Dataset items

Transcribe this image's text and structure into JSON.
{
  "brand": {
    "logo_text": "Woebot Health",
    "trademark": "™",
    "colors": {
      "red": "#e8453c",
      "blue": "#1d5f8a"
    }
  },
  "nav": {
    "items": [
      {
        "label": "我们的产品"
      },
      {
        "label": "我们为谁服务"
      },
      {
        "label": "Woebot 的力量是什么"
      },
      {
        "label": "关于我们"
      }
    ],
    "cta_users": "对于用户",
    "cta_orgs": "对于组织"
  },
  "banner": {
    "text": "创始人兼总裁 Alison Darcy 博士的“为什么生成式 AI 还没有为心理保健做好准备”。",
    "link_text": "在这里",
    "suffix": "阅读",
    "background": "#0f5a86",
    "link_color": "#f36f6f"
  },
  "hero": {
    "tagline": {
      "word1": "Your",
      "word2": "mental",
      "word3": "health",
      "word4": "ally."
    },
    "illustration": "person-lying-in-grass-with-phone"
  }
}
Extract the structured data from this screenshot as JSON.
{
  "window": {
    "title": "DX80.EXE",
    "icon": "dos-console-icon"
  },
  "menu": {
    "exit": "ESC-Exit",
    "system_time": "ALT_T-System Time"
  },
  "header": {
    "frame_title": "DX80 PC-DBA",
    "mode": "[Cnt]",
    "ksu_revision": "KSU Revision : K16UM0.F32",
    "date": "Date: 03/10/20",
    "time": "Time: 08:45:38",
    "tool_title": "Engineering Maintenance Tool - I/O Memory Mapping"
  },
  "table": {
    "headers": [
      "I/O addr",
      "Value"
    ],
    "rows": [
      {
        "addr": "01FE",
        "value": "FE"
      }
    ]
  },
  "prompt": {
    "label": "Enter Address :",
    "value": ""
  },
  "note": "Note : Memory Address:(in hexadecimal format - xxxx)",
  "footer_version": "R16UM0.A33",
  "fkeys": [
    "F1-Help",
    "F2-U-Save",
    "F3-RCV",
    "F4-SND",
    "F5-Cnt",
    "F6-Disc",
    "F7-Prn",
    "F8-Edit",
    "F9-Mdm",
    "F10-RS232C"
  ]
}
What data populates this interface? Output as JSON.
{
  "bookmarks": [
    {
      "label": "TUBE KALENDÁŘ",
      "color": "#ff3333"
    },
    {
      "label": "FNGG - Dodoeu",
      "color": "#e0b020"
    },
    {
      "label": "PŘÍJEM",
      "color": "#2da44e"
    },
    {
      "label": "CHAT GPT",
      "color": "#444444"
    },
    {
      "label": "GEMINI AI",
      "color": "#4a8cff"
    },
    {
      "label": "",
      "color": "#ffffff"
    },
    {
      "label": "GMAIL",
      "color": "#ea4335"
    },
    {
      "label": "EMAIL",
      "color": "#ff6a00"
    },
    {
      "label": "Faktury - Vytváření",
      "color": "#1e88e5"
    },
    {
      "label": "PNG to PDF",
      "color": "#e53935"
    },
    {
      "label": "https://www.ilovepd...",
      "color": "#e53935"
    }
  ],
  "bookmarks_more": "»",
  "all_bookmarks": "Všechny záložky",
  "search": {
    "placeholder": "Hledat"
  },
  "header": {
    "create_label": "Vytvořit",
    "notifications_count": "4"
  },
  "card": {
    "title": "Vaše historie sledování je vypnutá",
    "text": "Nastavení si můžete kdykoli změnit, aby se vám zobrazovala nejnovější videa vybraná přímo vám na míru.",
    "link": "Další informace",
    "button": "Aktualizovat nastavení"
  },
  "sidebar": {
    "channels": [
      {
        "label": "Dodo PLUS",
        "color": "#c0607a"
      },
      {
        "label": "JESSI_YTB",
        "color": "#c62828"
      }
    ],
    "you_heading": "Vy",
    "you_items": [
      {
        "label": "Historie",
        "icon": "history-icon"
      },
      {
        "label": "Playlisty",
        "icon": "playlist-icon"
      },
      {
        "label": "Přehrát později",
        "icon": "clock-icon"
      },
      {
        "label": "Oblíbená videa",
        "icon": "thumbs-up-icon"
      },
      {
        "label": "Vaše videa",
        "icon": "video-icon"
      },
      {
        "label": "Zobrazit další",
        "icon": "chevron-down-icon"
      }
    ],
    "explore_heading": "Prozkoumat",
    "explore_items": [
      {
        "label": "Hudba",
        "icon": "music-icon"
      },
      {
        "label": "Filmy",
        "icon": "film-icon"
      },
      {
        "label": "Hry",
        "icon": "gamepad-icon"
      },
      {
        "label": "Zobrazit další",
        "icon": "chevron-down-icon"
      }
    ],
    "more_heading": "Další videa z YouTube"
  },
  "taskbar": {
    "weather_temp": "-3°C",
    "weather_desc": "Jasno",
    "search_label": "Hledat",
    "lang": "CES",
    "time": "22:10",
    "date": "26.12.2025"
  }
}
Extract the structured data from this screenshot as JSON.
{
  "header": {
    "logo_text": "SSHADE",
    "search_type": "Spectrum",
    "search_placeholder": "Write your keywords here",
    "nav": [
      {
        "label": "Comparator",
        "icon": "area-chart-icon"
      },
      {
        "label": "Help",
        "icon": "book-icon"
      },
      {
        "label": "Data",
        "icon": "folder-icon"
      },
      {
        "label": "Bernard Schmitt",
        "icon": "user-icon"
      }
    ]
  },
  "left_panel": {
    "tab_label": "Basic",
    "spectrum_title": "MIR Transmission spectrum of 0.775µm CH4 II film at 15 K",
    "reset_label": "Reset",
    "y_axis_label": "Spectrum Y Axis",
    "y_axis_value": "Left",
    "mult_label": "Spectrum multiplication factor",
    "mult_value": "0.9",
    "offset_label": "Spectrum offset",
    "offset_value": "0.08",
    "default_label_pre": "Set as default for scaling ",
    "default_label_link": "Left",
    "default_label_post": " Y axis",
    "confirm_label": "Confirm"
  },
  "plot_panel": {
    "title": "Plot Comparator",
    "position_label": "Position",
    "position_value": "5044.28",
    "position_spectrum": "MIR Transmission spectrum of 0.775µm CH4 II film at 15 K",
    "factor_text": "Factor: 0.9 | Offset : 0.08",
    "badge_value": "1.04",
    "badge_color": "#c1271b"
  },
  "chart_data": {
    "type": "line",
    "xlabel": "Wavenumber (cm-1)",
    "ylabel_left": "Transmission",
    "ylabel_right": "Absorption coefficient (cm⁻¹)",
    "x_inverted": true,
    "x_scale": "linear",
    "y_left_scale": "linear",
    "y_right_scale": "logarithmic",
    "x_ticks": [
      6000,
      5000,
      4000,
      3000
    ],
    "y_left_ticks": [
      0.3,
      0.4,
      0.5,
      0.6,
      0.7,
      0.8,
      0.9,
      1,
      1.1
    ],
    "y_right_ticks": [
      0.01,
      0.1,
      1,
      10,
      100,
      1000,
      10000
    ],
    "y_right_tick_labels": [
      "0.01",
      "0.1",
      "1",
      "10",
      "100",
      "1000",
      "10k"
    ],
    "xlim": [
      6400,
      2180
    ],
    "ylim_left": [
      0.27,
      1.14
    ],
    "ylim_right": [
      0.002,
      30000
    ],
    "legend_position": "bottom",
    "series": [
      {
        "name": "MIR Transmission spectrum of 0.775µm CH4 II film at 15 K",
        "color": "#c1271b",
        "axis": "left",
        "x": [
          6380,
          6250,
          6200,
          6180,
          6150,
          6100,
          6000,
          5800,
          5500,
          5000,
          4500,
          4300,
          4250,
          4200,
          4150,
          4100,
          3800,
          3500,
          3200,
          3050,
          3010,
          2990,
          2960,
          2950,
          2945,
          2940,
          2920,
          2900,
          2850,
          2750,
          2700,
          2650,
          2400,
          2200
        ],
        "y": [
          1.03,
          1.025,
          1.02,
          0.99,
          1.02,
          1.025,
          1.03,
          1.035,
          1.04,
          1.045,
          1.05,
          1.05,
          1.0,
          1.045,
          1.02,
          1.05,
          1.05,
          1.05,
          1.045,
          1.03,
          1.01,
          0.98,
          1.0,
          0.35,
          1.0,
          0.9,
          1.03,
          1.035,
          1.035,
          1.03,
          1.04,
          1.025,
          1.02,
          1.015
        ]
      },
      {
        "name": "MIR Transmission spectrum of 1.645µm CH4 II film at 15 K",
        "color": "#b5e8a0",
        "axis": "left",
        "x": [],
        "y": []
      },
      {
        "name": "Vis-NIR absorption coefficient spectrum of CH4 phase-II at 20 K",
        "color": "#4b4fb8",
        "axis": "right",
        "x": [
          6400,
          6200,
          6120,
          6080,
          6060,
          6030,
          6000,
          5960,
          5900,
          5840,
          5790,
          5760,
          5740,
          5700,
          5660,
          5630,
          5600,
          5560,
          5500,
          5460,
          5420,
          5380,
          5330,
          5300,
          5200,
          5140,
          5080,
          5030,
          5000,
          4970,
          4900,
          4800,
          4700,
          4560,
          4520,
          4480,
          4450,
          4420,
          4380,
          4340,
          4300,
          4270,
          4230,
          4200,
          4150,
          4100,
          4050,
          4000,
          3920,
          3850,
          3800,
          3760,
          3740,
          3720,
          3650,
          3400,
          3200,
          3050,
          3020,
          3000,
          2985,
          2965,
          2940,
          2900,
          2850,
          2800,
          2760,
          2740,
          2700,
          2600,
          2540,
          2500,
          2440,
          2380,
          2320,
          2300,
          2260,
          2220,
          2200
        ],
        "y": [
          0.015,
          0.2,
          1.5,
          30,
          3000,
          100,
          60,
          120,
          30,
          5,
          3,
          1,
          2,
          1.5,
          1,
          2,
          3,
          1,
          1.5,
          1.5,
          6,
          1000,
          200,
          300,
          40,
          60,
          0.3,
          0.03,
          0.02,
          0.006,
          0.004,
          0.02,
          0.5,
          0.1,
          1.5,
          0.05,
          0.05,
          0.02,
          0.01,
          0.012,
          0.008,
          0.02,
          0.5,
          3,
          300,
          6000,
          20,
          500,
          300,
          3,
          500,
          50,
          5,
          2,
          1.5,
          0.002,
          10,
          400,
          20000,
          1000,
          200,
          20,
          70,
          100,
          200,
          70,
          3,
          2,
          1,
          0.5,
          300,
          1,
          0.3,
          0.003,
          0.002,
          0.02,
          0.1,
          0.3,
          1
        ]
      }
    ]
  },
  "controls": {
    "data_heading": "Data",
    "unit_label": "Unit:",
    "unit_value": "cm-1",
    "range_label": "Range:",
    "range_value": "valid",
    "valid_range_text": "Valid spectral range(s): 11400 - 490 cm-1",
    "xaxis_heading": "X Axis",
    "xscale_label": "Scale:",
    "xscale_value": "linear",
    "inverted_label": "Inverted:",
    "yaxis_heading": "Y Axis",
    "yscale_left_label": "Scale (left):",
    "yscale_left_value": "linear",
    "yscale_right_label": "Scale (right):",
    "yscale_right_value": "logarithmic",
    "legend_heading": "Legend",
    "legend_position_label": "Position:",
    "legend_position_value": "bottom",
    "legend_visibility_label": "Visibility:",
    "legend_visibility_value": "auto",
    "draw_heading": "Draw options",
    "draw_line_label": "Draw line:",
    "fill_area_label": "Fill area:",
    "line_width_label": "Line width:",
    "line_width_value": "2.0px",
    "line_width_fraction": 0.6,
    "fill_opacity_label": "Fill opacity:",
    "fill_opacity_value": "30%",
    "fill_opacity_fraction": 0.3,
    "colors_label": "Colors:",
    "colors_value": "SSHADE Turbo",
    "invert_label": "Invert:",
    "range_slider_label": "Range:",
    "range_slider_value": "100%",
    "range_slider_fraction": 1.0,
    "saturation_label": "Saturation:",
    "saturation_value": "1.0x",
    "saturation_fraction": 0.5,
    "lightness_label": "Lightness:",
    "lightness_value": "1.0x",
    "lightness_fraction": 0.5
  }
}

▸ WHAT YOU SHOULD DO
Pick out every line above that holds the word "Woebot" and copy it.

▸ RESULT OF THIS EXERCISE
    "logo_text": "Woebot Health",
        "label": "Woebot 的力量是什么"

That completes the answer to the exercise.